**EXERCISE DESCRIPTION:** Rewrite the data below, replacing every "isotach-label" with "wind-speed-label" and keeping all other text the same.

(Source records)
◇ ◇ ◇ ◇ ◇

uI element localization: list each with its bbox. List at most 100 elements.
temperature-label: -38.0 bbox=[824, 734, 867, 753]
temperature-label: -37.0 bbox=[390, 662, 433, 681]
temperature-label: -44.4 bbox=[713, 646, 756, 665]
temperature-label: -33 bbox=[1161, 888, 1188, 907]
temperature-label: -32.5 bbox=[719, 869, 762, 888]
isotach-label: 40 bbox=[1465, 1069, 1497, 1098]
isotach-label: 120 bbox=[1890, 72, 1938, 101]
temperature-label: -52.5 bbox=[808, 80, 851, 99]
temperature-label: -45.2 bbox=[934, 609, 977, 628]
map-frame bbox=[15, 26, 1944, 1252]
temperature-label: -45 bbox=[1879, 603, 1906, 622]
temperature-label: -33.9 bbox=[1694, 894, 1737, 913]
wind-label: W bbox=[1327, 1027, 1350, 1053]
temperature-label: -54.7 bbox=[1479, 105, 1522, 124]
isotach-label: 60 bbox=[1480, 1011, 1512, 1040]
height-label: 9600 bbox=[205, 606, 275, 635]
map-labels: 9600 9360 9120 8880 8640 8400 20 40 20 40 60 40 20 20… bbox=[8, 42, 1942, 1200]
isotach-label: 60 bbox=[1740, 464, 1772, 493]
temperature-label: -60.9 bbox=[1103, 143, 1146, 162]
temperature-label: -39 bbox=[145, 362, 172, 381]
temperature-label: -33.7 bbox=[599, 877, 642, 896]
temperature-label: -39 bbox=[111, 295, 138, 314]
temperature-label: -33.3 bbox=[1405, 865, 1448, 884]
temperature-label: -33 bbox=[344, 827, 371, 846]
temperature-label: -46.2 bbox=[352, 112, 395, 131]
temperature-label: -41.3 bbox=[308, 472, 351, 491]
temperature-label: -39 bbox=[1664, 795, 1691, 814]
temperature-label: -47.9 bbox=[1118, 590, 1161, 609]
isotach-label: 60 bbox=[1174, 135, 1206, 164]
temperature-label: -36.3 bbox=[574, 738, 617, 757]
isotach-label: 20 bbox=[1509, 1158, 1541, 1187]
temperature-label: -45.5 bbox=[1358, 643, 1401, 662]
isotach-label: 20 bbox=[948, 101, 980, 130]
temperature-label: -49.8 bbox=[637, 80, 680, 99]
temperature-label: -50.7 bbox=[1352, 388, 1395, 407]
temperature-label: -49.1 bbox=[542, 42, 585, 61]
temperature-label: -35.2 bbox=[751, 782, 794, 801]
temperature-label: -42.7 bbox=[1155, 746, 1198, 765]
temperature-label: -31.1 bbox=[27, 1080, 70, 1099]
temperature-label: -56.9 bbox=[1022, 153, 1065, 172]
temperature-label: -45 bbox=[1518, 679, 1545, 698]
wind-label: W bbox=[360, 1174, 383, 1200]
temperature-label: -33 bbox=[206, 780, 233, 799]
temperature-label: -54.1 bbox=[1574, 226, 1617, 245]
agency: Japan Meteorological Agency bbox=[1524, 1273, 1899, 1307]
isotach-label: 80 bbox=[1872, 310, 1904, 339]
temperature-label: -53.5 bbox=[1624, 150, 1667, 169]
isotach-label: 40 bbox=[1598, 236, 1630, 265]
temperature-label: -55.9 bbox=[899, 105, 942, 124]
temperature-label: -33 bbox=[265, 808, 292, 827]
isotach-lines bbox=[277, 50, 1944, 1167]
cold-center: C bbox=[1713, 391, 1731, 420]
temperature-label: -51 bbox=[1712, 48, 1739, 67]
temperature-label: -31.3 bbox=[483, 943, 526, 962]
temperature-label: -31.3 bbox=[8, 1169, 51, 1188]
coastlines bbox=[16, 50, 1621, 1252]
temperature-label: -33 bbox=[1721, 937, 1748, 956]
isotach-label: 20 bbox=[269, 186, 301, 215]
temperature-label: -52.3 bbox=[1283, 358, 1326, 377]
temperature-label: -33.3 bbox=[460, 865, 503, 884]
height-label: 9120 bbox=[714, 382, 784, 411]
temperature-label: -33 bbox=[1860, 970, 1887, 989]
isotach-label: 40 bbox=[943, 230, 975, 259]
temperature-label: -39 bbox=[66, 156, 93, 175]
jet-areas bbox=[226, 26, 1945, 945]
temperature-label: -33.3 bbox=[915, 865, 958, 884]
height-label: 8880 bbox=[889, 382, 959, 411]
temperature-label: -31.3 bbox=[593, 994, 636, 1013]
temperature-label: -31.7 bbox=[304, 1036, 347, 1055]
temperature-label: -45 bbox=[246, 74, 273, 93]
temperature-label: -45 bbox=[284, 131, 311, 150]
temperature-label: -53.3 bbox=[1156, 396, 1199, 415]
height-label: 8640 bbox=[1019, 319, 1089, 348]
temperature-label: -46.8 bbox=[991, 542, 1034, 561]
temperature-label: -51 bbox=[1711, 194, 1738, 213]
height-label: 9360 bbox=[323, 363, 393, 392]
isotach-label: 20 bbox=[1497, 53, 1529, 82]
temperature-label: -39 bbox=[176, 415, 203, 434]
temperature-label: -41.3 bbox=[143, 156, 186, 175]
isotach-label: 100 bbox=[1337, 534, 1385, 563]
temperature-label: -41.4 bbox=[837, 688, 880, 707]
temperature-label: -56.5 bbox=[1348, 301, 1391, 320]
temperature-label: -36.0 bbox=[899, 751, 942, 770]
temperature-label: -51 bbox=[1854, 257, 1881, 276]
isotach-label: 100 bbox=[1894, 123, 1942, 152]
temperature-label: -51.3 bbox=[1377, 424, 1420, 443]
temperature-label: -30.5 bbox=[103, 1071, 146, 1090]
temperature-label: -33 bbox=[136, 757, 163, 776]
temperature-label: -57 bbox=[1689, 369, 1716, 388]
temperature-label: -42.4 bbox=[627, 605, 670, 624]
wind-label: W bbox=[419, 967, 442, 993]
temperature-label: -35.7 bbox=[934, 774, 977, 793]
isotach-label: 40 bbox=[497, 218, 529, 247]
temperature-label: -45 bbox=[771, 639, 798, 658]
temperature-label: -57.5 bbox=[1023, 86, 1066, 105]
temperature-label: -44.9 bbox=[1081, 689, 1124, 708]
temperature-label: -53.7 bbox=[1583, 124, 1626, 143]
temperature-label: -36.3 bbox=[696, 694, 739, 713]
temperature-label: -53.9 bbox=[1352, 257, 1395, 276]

◇ ◇ ◇ ◇ ◇

**THE REPLY:**
uI element localization: list each with its bbox. List at most 100 elements.
temperature-label: -38.0 bbox=[824, 734, 867, 753]
temperature-label: -37.0 bbox=[390, 662, 433, 681]
temperature-label: -44.4 bbox=[713, 646, 756, 665]
temperature-label: -33 bbox=[1161, 888, 1188, 907]
temperature-label: -32.5 bbox=[719, 869, 762, 888]
wind-speed-label: 40 bbox=[1465, 1069, 1497, 1098]
wind-speed-label: 120 bbox=[1890, 72, 1938, 101]
temperature-label: -52.5 bbox=[808, 80, 851, 99]
temperature-label: -45.2 bbox=[934, 609, 977, 628]
map-frame bbox=[15, 26, 1944, 1252]
temperature-label: -45 bbox=[1879, 603, 1906, 622]
temperature-label: -33.9 bbox=[1694, 894, 1737, 913]
wind-label: W bbox=[1327, 1027, 1350, 1053]
temperature-label: -54.7 bbox=[1479, 105, 1522, 124]
wind-speed-label: 60 bbox=[1480, 1011, 1512, 1040]
height-label: 9600 bbox=[205, 606, 275, 635]
map-labels: 9600 9360 9120 8880 8640 8400 20 40 20 40 60 40 20 20… bbox=[8, 42, 1942, 1200]
wind-speed-label: 60 bbox=[1740, 464, 1772, 493]
temperature-label: -60.9 bbox=[1103, 143, 1146, 162]
temperature-label: -39 bbox=[145, 362, 172, 381]
temperature-label: -33.7 bbox=[599, 877, 642, 896]
temperature-label: -39 bbox=[111, 295, 138, 314]
temperature-label: -33.3 bbox=[1405, 865, 1448, 884]
temperature-label: -33 bbox=[344, 827, 371, 846]
temperature-label: -46.2 bbox=[352, 112, 395, 131]
temperature-label: -41.3 bbox=[308, 472, 351, 491]
temperature-label: -39 bbox=[1664, 795, 1691, 814]
temperature-label: -47.9 bbox=[1118, 590, 1161, 609]
wind-speed-label: 60 bbox=[1174, 135, 1206, 164]
temperature-label: -36.3 bbox=[574, 738, 617, 757]
wind-speed-label: 20 bbox=[1509, 1158, 1541, 1187]
temperature-label: -45.5 bbox=[1358, 643, 1401, 662]
wind-speed-label: 20 bbox=[948, 101, 980, 130]
temperature-label: -49.8 bbox=[637, 80, 680, 99]
temperature-label: -50.7 bbox=[1352, 388, 1395, 407]
temperature-label: -49.1 bbox=[542, 42, 585, 61]
temperature-label: -35.2 bbox=[751, 782, 794, 801]
temperature-label: -42.7 bbox=[1155, 746, 1198, 765]
temperature-label: -31.1 bbox=[27, 1080, 70, 1099]
temperature-label: -56.9 bbox=[1022, 153, 1065, 172]
temperature-label: -45 bbox=[1518, 679, 1545, 698]
wind-label: W bbox=[360, 1174, 383, 1200]
temperature-label: -33 bbox=[206, 780, 233, 799]
temperature-label: -54.1 bbox=[1574, 226, 1617, 245]
agency: Japan Meteorological Agency bbox=[1524, 1273, 1899, 1307]
wind-speed-label: 80 bbox=[1872, 310, 1904, 339]
temperature-label: -53.5 bbox=[1624, 150, 1667, 169]
wind-speed-label: 40 bbox=[1598, 236, 1630, 265]
temperature-label: -55.9 bbox=[899, 105, 942, 124]
temperature-label: -33 bbox=[265, 808, 292, 827]
isotach-lines bbox=[277, 50, 1944, 1167]
cold-center: C bbox=[1713, 391, 1731, 420]
temperature-label: -51 bbox=[1712, 48, 1739, 67]
temperature-label: -31.3 bbox=[483, 943, 526, 962]
temperature-label: -31.3 bbox=[8, 1169, 51, 1188]
coastlines bbox=[16, 50, 1621, 1252]
temperature-label: -33 bbox=[1721, 937, 1748, 956]
wind-speed-label: 20 bbox=[269, 186, 301, 215]
temperature-label: -52.3 bbox=[1283, 358, 1326, 377]
temperature-label: -33.3 bbox=[460, 865, 503, 884]
height-label: 9120 bbox=[714, 382, 784, 411]
temperature-label: -33 bbox=[1860, 970, 1887, 989]
wind-speed-label: 40 bbox=[943, 230, 975, 259]
temperature-label: -39 bbox=[66, 156, 93, 175]
jet-areas bbox=[226, 26, 1945, 945]
temperature-label: -33.3 bbox=[915, 865, 958, 884]
height-label: 8880 bbox=[889, 382, 959, 411]
temperature-label: -31.3 bbox=[593, 994, 636, 1013]
temperature-label: -31.7 bbox=[304, 1036, 347, 1055]
temperature-label: -45 bbox=[246, 74, 273, 93]
temperature-label: -45 bbox=[284, 131, 311, 150]
temperature-label: -53.3 bbox=[1156, 396, 1199, 415]
height-label: 8640 bbox=[1019, 319, 1089, 348]
temperature-label: -46.8 bbox=[991, 542, 1034, 561]
temperature-label: -51 bbox=[1711, 194, 1738, 213]
height-label: 9360 bbox=[323, 363, 393, 392]
wind-speed-label: 20 bbox=[1497, 53, 1529, 82]
temperature-label: -39 bbox=[176, 415, 203, 434]
temperature-label: -41.3 bbox=[143, 156, 186, 175]
wind-speed-label: 100 bbox=[1337, 534, 1385, 563]
temperature-label: -41.4 bbox=[837, 688, 880, 707]
temperature-label: -56.5 bbox=[1348, 301, 1391, 320]
temperature-label: -36.0 bbox=[899, 751, 942, 770]
temperature-label: -51 bbox=[1854, 257, 1881, 276]
wind-speed-label: 100 bbox=[1894, 123, 1942, 152]
temperature-label: -51.3 bbox=[1377, 424, 1420, 443]
temperature-label: -30.5 bbox=[103, 1071, 146, 1090]
temperature-label: -33 bbox=[136, 757, 163, 776]
temperature-label: -57 bbox=[1689, 369, 1716, 388]
temperature-label: -42.4 bbox=[627, 605, 670, 624]
wind-label: W bbox=[419, 967, 442, 993]
temperature-label: -35.7 bbox=[934, 774, 977, 793]
wind-speed-label: 40 bbox=[497, 218, 529, 247]
temperature-label: -45 bbox=[771, 639, 798, 658]
temperature-label: -57.5 bbox=[1023, 86, 1066, 105]
temperature-label: -44.9 bbox=[1081, 689, 1124, 708]
temperature-label: -53.7 bbox=[1583, 124, 1626, 143]
temperature-label: -36.3 bbox=[696, 694, 739, 713]
temperature-label: -53.9 bbox=[1352, 257, 1395, 276]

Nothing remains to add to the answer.